▸ **Set exercise**
Whenever a line below holds the word "Pagination", copy that line.

── Information given

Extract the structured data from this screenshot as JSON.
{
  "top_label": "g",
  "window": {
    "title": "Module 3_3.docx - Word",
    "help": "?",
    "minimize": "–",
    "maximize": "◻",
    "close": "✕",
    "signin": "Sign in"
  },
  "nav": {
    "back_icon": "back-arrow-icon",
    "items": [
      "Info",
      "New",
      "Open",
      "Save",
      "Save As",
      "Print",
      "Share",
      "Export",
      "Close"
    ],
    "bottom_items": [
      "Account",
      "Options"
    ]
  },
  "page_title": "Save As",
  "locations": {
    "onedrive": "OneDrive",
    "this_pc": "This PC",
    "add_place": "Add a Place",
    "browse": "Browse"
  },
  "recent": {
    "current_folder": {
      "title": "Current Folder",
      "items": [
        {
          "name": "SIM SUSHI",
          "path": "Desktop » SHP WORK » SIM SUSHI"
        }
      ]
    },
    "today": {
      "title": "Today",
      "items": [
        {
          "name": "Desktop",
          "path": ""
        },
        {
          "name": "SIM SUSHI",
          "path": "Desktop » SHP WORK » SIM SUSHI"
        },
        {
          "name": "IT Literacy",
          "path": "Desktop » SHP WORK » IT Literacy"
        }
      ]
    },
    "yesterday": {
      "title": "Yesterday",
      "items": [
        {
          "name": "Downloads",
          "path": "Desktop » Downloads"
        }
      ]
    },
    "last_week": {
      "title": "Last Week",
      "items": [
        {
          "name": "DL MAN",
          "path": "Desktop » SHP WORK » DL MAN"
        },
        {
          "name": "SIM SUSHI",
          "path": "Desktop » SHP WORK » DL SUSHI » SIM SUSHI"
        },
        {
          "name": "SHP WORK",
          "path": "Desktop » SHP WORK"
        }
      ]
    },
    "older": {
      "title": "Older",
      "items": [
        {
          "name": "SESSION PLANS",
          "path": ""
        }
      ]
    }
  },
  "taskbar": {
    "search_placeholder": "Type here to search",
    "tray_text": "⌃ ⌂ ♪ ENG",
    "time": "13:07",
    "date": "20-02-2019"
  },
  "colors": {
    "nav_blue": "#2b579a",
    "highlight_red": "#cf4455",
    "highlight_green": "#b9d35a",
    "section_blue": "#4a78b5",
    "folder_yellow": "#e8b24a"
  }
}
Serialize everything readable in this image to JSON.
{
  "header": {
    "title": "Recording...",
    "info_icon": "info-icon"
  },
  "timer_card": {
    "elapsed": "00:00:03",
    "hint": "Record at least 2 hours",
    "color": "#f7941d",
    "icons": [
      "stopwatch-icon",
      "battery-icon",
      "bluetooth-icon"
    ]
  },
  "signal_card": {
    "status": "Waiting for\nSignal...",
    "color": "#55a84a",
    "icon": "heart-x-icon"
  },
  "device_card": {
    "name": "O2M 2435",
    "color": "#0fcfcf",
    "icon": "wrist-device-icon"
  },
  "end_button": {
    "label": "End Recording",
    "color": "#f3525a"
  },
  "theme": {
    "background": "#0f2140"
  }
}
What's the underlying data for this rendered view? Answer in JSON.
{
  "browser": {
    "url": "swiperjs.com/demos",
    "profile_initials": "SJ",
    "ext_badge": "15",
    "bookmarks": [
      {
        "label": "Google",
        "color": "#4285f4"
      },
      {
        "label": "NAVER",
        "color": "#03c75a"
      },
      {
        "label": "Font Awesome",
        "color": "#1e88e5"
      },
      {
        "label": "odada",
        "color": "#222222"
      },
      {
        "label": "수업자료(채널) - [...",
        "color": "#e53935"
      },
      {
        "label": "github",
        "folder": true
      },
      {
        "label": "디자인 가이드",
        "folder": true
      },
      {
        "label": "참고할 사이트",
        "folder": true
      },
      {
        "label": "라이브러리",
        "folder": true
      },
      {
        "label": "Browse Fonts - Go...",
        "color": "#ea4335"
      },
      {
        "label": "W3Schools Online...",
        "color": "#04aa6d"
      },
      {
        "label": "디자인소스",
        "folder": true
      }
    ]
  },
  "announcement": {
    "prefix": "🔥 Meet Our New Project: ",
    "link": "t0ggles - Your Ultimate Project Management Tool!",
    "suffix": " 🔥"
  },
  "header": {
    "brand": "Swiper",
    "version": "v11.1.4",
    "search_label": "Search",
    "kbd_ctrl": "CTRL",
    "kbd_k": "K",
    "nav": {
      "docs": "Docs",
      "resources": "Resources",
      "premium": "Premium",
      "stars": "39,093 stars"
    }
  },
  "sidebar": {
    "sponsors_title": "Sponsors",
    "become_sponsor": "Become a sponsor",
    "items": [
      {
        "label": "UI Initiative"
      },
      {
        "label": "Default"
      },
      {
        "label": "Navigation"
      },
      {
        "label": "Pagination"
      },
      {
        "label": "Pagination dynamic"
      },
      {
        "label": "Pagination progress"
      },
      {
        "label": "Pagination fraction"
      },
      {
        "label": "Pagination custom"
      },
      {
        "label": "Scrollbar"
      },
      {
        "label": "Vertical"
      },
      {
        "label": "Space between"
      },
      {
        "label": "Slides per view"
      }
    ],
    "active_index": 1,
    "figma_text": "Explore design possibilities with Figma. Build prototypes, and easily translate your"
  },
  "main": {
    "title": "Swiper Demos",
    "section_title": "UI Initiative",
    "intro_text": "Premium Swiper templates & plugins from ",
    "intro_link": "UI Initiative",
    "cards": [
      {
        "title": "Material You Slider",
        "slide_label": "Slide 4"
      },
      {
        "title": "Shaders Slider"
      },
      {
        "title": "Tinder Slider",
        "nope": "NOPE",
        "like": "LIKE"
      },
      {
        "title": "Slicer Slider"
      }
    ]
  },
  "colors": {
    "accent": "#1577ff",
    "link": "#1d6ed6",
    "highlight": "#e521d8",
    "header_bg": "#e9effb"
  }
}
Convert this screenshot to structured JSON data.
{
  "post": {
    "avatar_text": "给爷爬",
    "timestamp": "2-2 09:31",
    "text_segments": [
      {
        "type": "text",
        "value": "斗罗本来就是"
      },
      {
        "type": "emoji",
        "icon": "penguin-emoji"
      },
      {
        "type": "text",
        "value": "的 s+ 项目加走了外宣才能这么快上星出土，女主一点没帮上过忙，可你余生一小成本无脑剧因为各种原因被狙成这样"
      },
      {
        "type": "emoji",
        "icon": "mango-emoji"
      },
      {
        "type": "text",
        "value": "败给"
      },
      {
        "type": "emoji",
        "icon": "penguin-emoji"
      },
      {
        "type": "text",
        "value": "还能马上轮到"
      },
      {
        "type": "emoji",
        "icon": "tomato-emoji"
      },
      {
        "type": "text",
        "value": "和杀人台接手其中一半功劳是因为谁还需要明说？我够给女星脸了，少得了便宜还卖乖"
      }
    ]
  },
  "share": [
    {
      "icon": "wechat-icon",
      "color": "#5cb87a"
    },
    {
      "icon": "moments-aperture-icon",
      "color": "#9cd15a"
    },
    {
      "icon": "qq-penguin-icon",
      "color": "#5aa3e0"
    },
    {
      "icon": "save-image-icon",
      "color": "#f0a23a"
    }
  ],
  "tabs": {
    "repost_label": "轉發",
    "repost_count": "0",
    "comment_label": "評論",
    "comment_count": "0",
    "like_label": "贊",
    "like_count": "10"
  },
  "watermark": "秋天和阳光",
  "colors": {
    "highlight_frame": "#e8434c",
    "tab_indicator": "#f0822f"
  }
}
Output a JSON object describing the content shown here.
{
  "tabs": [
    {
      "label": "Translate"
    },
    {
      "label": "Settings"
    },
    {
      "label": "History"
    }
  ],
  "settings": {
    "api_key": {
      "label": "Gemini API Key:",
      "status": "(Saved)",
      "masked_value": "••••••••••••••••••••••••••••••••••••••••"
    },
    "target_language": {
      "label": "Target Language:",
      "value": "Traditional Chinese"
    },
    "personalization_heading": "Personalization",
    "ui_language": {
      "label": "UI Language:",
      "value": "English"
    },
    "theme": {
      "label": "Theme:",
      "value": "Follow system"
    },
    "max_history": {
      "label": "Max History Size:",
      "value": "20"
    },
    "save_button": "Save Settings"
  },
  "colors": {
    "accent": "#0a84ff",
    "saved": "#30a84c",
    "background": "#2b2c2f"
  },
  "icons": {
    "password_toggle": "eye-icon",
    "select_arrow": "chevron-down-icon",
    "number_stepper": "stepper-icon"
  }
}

────

▸ **Expected answer**
        "label": "Pagination"
        "label": "Pagination dynamic"
        "label": "Pagination progress"
        "label": "Pagination fraction"
        "label": "Pagination custom"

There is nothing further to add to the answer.